▶ [STATED TASK]
Gather all lines with "oraz" from the records.

▶ [THE RECORDS]
=====
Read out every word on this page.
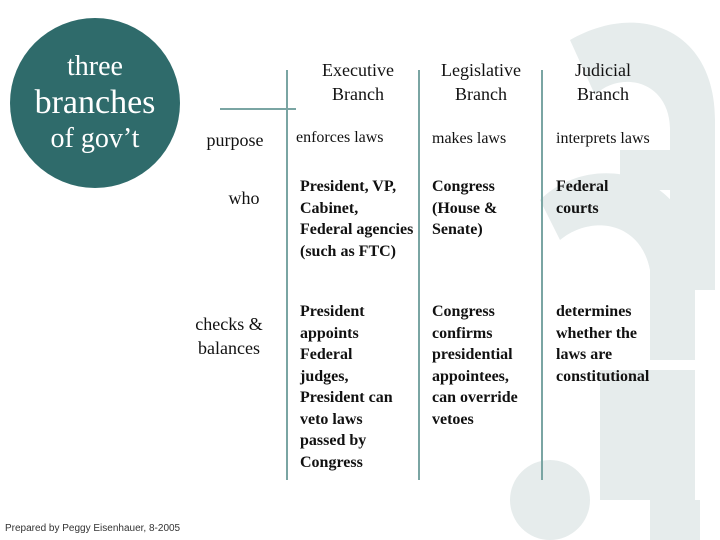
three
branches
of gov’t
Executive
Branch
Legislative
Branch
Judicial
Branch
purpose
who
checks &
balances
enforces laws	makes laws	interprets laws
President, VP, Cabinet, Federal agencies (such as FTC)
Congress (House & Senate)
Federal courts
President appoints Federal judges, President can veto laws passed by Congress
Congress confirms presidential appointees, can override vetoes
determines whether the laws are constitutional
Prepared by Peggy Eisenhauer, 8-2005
=====
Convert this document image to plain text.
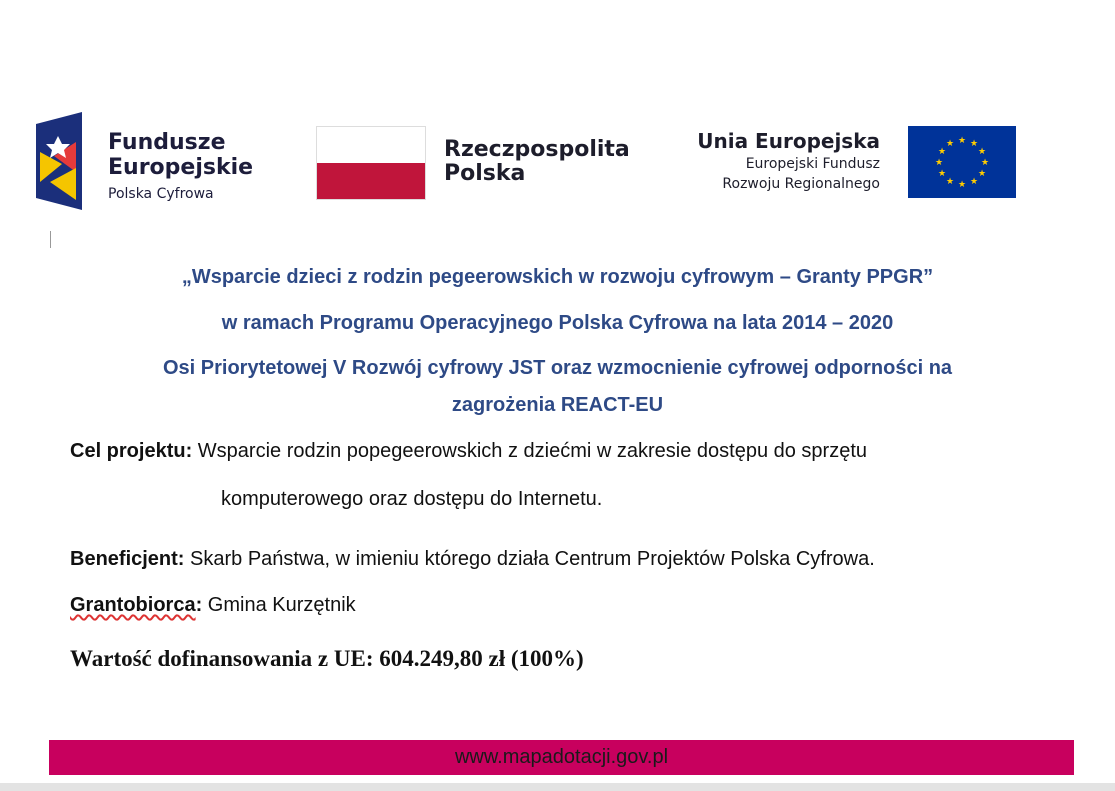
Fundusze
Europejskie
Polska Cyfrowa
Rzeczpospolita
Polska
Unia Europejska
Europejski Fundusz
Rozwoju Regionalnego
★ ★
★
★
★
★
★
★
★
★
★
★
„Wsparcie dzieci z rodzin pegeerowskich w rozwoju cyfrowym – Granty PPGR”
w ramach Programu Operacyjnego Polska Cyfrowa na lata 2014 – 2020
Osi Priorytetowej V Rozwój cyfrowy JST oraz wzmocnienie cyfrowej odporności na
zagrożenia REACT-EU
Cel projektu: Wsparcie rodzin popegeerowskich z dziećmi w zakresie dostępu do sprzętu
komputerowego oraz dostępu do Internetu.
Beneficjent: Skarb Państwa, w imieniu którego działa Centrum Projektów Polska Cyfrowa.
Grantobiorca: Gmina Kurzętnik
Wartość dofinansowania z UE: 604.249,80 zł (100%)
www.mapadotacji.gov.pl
=====
▶ [SOLVED EXERCISE]
Osi Priorytetowej V Rozwój cyfrowy JST oraz wzmocnienie cyfrowej odporności na
komputerowego oraz dostępu do Internetu.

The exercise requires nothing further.